> ITEMS
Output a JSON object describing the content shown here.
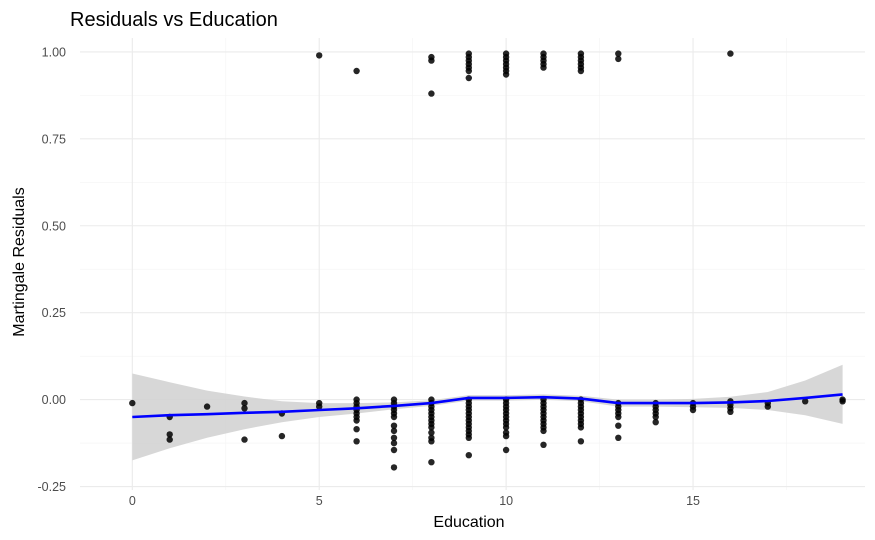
{
  "chart_data": {
    "type": "scatter",
    "title": "Residuals vs Education",
    "xlabel": "Education",
    "ylabel": "Martingale Residuals",
    "xlim": [
      -1.4,
      19.6
    ],
    "ylim": [
      -0.26,
      1.04
    ],
    "x_ticks": [
      0,
      5,
      10,
      15
    ],
    "x_tick_labels": [
      "0",
      "5",
      "10",
      "15"
    ],
    "y_ticks": [
      -0.25,
      0,
      0.25,
      0.5,
      0.75,
      1
    ],
    "y_tick_labels": [
      "-0.25",
      "0.00",
      "0.25",
      "0.50",
      "0.75",
      "1.00"
    ],
    "grid": true,
    "colors": {
      "points": "#000000",
      "smooth_line": "#0000ff",
      "confidence_band": "#d3d3d3"
    },
    "points": [
      {
        "x": 0,
        "y": -0.01
      },
      {
        "x": 1,
        "y": -0.05
      },
      {
        "x": 1,
        "y": -0.1
      },
      {
        "x": 1,
        "y": -0.115
      },
      {
        "x": 2,
        "y": -0.02
      },
      {
        "x": 3,
        "y": -0.01
      },
      {
        "x": 3,
        "y": -0.025
      },
      {
        "x": 3,
        "y": -0.115
      },
      {
        "x": 4,
        "y": -0.04
      },
      {
        "x": 4,
        "y": -0.105
      },
      {
        "x": 5,
        "y": -0.01
      },
      {
        "x": 5,
        "y": -0.02
      },
      {
        "x": 5,
        "y": 0.99
      },
      {
        "x": 6,
        "y": 0.0
      },
      {
        "x": 6,
        "y": -0.01
      },
      {
        "x": 6,
        "y": -0.02
      },
      {
        "x": 6,
        "y": -0.03
      },
      {
        "x": 6,
        "y": -0.04
      },
      {
        "x": 6,
        "y": -0.05
      },
      {
        "x": 6,
        "y": -0.06
      },
      {
        "x": 6,
        "y": -0.085
      },
      {
        "x": 6,
        "y": -0.12
      },
      {
        "x": 6,
        "y": 0.945
      },
      {
        "x": 7,
        "y": 0.0
      },
      {
        "x": 7,
        "y": -0.01
      },
      {
        "x": 7,
        "y": -0.02
      },
      {
        "x": 7,
        "y": -0.03
      },
      {
        "x": 7,
        "y": -0.04
      },
      {
        "x": 7,
        "y": -0.05
      },
      {
        "x": 7,
        "y": -0.075
      },
      {
        "x": 7,
        "y": -0.09
      },
      {
        "x": 7,
        "y": -0.11
      },
      {
        "x": 7,
        "y": -0.125
      },
      {
        "x": 7,
        "y": -0.145
      },
      {
        "x": 7,
        "y": -0.195
      },
      {
        "x": 8,
        "y": 0.0
      },
      {
        "x": 8,
        "y": -0.01
      },
      {
        "x": 8,
        "y": -0.02
      },
      {
        "x": 8,
        "y": -0.03
      },
      {
        "x": 8,
        "y": -0.04
      },
      {
        "x": 8,
        "y": -0.05
      },
      {
        "x": 8,
        "y": -0.06
      },
      {
        "x": 8,
        "y": -0.07
      },
      {
        "x": 8,
        "y": -0.08
      },
      {
        "x": 8,
        "y": -0.095
      },
      {
        "x": 8,
        "y": -0.11
      },
      {
        "x": 8,
        "y": -0.12
      },
      {
        "x": 8,
        "y": -0.18
      },
      {
        "x": 8,
        "y": 0.985
      },
      {
        "x": 8,
        "y": 0.975
      },
      {
        "x": 8,
        "y": 0.88
      },
      {
        "x": 9,
        "y": 0.0
      },
      {
        "x": 9,
        "y": -0.01
      },
      {
        "x": 9,
        "y": -0.02
      },
      {
        "x": 9,
        "y": -0.03
      },
      {
        "x": 9,
        "y": -0.04
      },
      {
        "x": 9,
        "y": -0.05
      },
      {
        "x": 9,
        "y": -0.06
      },
      {
        "x": 9,
        "y": -0.07
      },
      {
        "x": 9,
        "y": -0.08
      },
      {
        "x": 9,
        "y": -0.09
      },
      {
        "x": 9,
        "y": -0.1
      },
      {
        "x": 9,
        "y": -0.11
      },
      {
        "x": 9,
        "y": -0.16
      },
      {
        "x": 9,
        "y": 0.995
      },
      {
        "x": 9,
        "y": 0.985
      },
      {
        "x": 9,
        "y": 0.975
      },
      {
        "x": 9,
        "y": 0.965
      },
      {
        "x": 9,
        "y": 0.955
      },
      {
        "x": 9,
        "y": 0.945
      },
      {
        "x": 9,
        "y": 0.925
      },
      {
        "x": 10,
        "y": 0.0
      },
      {
        "x": 10,
        "y": -0.01
      },
      {
        "x": 10,
        "y": -0.02
      },
      {
        "x": 10,
        "y": -0.03
      },
      {
        "x": 10,
        "y": -0.04
      },
      {
        "x": 10,
        "y": -0.05
      },
      {
        "x": 10,
        "y": -0.06
      },
      {
        "x": 10,
        "y": -0.07
      },
      {
        "x": 10,
        "y": -0.08
      },
      {
        "x": 10,
        "y": -0.095
      },
      {
        "x": 10,
        "y": -0.105
      },
      {
        "x": 10,
        "y": -0.145
      },
      {
        "x": 10,
        "y": 0.995
      },
      {
        "x": 10,
        "y": 0.985
      },
      {
        "x": 10,
        "y": 0.975
      },
      {
        "x": 10,
        "y": 0.965
      },
      {
        "x": 10,
        "y": 0.955
      },
      {
        "x": 10,
        "y": 0.945
      },
      {
        "x": 10,
        "y": 0.935
      },
      {
        "x": 11,
        "y": 0.0
      },
      {
        "x": 11,
        "y": -0.01
      },
      {
        "x": 11,
        "y": -0.02
      },
      {
        "x": 11,
        "y": -0.03
      },
      {
        "x": 11,
        "y": -0.04
      },
      {
        "x": 11,
        "y": -0.05
      },
      {
        "x": 11,
        "y": -0.06
      },
      {
        "x": 11,
        "y": -0.07
      },
      {
        "x": 11,
        "y": -0.08
      },
      {
        "x": 11,
        "y": -0.09
      },
      {
        "x": 11,
        "y": -0.13
      },
      {
        "x": 11,
        "y": 0.995
      },
      {
        "x": 11,
        "y": 0.985
      },
      {
        "x": 11,
        "y": 0.975
      },
      {
        "x": 11,
        "y": 0.965
      },
      {
        "x": 11,
        "y": 0.955
      },
      {
        "x": 12,
        "y": 0.0
      },
      {
        "x": 12,
        "y": -0.01
      },
      {
        "x": 12,
        "y": -0.02
      },
      {
        "x": 12,
        "y": -0.03
      },
      {
        "x": 12,
        "y": -0.04
      },
      {
        "x": 12,
        "y": -0.05
      },
      {
        "x": 12,
        "y": -0.06
      },
      {
        "x": 12,
        "y": -0.07
      },
      {
        "x": 12,
        "y": -0.08
      },
      {
        "x": 12,
        "y": -0.12
      },
      {
        "x": 12,
        "y": 0.995
      },
      {
        "x": 12,
        "y": 0.985
      },
      {
        "x": 12,
        "y": 0.975
      },
      {
        "x": 12,
        "y": 0.965
      },
      {
        "x": 12,
        "y": 0.955
      },
      {
        "x": 12,
        "y": 0.945
      },
      {
        "x": 13,
        "y": -0.01
      },
      {
        "x": 13,
        "y": -0.02
      },
      {
        "x": 13,
        "y": -0.03
      },
      {
        "x": 13,
        "y": -0.04
      },
      {
        "x": 13,
        "y": -0.05
      },
      {
        "x": 13,
        "y": -0.075
      },
      {
        "x": 13,
        "y": -0.11
      },
      {
        "x": 13,
        "y": 0.995
      },
      {
        "x": 13,
        "y": 0.98
      },
      {
        "x": 14,
        "y": -0.01
      },
      {
        "x": 14,
        "y": -0.02
      },
      {
        "x": 14,
        "y": -0.03
      },
      {
        "x": 14,
        "y": -0.04
      },
      {
        "x": 14,
        "y": -0.05
      },
      {
        "x": 14,
        "y": -0.065
      },
      {
        "x": 15,
        "y": -0.01
      },
      {
        "x": 15,
        "y": -0.02
      },
      {
        "x": 15,
        "y": -0.03
      },
      {
        "x": 16,
        "y": -0.005
      },
      {
        "x": 16,
        "y": -0.015
      },
      {
        "x": 16,
        "y": -0.025
      },
      {
        "x": 16,
        "y": -0.035
      },
      {
        "x": 16,
        "y": 0.995
      },
      {
        "x": 17,
        "y": -0.01
      },
      {
        "x": 17,
        "y": -0.02
      },
      {
        "x": 18,
        "y": -0.005
      },
      {
        "x": 19,
        "y": 0.0
      },
      {
        "x": 19,
        "y": -0.005
      }
    ],
    "smooth": {
      "x": [
        0,
        1,
        2,
        3,
        4,
        5,
        6,
        7,
        8,
        9,
        10,
        11,
        12,
        13,
        14,
        15,
        16,
        17,
        18,
        19
      ],
      "y": [
        -0.05,
        -0.045,
        -0.042,
        -0.038,
        -0.035,
        -0.03,
        -0.025,
        -0.018,
        -0.01,
        0.005,
        0.005,
        0.007,
        0.003,
        -0.01,
        -0.01,
        -0.01,
        -0.008,
        -0.004,
        0.005,
        0.015
      ],
      "lower": [
        -0.175,
        -0.14,
        -0.11,
        -0.085,
        -0.065,
        -0.05,
        -0.04,
        -0.028,
        -0.018,
        -0.003,
        -0.003,
        -0.001,
        -0.005,
        -0.02,
        -0.02,
        -0.022,
        -0.024,
        -0.03,
        -0.045,
        -0.07
      ],
      "upper": [
        0.075,
        0.05,
        0.026,
        0.009,
        -0.005,
        -0.01,
        -0.01,
        -0.008,
        -0.002,
        0.013,
        0.013,
        0.015,
        0.011,
        0.0,
        0.0,
        0.002,
        0.008,
        0.022,
        0.055,
        0.1
      ]
    }
  }
}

> SHORT PROBLEM
Extract every line that has the string "Education" in it.

> RESULT OF THE EXERCISE
    "title": "Residuals vs Education",
    "xlabel": "Education",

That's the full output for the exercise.